▶ GIVEN PROBLEM
From the listing below, pull out the lines that hold "results".

▶ Stored items from a collection
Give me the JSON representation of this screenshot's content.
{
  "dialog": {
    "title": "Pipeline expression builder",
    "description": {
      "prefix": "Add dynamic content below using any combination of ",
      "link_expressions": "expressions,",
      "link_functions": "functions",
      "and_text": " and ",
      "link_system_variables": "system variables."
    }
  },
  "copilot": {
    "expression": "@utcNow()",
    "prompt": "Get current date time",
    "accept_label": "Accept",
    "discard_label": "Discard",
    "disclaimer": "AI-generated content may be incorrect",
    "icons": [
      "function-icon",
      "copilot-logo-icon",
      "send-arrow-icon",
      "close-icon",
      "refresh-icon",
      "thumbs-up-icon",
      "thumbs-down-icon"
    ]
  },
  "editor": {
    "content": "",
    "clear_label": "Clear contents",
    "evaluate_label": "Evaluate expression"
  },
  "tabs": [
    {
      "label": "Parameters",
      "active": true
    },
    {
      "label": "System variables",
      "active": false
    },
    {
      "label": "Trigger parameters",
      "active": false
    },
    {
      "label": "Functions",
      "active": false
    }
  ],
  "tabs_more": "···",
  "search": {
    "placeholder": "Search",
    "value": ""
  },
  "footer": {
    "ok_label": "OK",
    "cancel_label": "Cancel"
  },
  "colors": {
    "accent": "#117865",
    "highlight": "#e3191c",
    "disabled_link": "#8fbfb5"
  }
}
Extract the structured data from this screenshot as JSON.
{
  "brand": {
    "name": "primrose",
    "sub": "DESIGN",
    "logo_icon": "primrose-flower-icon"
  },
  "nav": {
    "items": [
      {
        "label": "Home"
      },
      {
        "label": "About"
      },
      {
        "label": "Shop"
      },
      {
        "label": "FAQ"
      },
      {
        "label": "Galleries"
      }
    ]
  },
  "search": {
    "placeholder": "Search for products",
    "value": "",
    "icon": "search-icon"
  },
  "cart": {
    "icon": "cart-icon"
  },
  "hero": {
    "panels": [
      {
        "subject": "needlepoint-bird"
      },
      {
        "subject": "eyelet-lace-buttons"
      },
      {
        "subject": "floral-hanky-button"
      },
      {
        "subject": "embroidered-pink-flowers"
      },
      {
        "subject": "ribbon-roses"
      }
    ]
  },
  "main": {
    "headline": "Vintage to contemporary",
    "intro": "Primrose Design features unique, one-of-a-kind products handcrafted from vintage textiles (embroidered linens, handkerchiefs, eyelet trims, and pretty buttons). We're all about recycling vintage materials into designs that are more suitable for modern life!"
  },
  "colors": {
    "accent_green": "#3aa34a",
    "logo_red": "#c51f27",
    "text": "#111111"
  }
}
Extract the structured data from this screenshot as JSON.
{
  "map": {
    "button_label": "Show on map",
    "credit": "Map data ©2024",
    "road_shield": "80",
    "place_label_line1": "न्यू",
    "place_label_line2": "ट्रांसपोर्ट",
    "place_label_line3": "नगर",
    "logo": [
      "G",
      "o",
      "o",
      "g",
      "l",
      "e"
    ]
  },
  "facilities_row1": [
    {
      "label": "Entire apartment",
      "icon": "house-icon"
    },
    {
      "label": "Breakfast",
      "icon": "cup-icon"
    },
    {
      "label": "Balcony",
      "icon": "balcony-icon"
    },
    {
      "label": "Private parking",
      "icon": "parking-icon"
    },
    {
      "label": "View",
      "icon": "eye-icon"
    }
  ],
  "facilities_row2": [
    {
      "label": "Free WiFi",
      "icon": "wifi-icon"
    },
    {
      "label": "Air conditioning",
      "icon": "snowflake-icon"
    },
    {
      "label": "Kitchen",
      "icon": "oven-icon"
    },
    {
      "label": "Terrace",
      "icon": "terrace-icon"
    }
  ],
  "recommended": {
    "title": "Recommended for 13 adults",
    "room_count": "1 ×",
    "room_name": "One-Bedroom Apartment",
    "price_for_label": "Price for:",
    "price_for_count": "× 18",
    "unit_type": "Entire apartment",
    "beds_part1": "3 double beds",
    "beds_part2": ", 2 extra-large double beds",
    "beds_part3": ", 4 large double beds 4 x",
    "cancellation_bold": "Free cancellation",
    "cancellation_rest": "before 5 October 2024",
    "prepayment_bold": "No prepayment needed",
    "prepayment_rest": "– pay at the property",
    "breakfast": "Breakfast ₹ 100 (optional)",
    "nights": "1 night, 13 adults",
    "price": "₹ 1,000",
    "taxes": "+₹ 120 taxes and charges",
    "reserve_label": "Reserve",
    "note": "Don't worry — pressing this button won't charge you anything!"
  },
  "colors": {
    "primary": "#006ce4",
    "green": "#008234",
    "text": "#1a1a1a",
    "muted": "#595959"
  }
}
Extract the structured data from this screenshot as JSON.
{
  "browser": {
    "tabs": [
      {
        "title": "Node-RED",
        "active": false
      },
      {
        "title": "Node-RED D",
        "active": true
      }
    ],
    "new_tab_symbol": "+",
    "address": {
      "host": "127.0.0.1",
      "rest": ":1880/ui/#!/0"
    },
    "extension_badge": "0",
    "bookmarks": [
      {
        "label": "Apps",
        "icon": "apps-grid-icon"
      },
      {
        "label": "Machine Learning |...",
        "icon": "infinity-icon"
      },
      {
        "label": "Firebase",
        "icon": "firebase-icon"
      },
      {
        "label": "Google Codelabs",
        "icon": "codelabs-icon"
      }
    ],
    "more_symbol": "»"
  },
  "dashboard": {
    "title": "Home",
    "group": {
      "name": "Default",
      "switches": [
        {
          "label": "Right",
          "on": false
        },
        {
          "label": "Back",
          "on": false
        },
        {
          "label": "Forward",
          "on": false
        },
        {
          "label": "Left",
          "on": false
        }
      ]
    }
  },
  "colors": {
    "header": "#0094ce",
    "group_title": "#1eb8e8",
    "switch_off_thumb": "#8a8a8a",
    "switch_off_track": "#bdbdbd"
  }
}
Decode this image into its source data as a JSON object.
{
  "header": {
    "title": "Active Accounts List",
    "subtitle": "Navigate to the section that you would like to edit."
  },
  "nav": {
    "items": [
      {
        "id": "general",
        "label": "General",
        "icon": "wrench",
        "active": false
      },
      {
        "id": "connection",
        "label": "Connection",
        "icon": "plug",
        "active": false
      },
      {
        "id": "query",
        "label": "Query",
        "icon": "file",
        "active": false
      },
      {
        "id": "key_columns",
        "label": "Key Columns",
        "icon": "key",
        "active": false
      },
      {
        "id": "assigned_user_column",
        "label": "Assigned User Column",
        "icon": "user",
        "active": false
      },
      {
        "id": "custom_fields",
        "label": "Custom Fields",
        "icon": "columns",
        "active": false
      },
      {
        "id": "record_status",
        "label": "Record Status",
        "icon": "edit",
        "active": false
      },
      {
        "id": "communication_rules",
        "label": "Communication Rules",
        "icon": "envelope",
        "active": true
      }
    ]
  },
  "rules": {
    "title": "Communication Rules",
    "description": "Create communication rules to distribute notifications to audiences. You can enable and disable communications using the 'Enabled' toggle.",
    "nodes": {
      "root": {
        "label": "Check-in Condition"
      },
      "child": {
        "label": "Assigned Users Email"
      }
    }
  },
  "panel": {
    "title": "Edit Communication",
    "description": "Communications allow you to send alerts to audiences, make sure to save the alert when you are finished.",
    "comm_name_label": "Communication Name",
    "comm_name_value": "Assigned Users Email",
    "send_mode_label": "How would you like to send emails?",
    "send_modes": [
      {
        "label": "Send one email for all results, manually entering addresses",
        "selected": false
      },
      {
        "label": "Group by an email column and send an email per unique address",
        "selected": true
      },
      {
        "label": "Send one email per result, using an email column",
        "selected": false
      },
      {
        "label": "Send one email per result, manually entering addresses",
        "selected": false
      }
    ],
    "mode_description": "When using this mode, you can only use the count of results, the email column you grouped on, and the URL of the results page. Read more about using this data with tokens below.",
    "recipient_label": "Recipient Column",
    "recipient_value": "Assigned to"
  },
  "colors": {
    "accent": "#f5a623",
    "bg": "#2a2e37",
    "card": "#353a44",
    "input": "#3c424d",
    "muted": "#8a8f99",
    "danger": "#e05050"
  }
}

▶ EXPECTED OUTPUT
        "label": "Send one email for all results, manually entering addresses",
    "mode_description": "When using this mode, you can only use the count of results, the email column you grouped on, and the URL of the results page. Read more about using this data with tokens below.",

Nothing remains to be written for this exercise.